▶ _What you will do_
Every line with the string "heading" should be gathered.

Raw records
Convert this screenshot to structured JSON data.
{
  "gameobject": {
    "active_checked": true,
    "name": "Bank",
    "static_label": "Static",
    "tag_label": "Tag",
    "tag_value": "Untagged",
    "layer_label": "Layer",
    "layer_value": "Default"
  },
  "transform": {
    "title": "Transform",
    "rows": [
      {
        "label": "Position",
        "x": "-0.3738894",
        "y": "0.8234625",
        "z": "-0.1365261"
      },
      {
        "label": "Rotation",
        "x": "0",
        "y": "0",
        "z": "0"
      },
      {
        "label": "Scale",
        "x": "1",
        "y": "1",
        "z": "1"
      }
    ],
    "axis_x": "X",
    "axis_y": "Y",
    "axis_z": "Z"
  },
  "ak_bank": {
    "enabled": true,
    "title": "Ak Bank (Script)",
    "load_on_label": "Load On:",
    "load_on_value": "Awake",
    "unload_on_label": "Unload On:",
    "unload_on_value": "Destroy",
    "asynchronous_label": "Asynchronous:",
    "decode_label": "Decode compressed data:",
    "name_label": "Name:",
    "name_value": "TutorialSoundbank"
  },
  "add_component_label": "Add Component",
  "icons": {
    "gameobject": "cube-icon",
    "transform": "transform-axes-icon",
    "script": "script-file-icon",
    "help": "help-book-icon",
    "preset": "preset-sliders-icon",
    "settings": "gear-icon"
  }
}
* * *
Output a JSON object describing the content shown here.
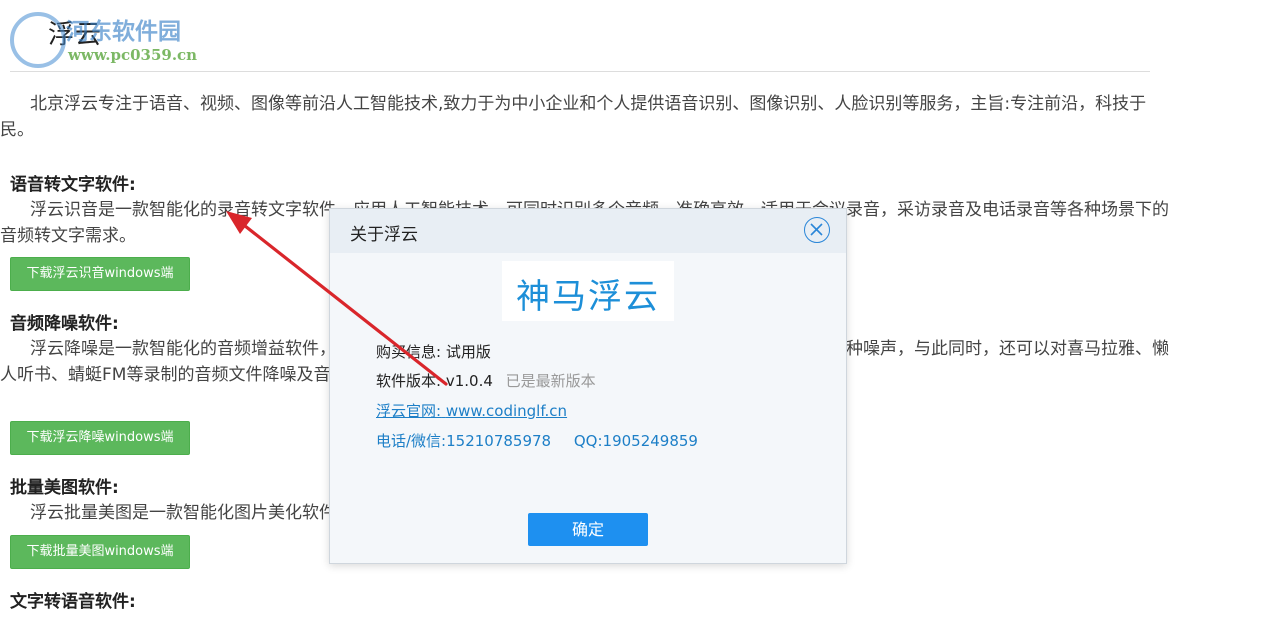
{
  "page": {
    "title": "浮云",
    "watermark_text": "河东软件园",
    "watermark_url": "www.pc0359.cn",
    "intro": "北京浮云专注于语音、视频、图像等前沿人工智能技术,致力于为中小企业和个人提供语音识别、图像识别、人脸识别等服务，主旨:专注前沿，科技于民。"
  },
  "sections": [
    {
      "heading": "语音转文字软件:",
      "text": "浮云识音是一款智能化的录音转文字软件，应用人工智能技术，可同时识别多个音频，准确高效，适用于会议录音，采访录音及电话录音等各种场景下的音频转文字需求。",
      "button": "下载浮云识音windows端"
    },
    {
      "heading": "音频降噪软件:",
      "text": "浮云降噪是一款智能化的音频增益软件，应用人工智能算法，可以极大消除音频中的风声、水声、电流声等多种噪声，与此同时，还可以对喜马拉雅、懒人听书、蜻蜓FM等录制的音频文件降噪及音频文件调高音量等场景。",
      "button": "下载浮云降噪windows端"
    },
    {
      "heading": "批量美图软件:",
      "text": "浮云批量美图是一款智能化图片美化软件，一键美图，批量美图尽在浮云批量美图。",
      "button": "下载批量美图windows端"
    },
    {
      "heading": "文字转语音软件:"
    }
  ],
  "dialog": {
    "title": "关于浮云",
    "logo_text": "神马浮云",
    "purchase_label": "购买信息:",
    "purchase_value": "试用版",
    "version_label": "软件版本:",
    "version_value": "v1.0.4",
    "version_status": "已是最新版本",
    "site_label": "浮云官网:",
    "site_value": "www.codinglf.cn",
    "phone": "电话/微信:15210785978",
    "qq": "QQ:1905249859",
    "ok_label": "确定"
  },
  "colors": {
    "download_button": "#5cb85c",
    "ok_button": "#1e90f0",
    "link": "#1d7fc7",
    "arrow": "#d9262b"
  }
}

▶ _Answer to the task_
      "heading": "语音转文字软件:",
      "heading": "音频降噪软件:",
      "heading": "批量美图软件:",
      "heading": "文字转语音软件:"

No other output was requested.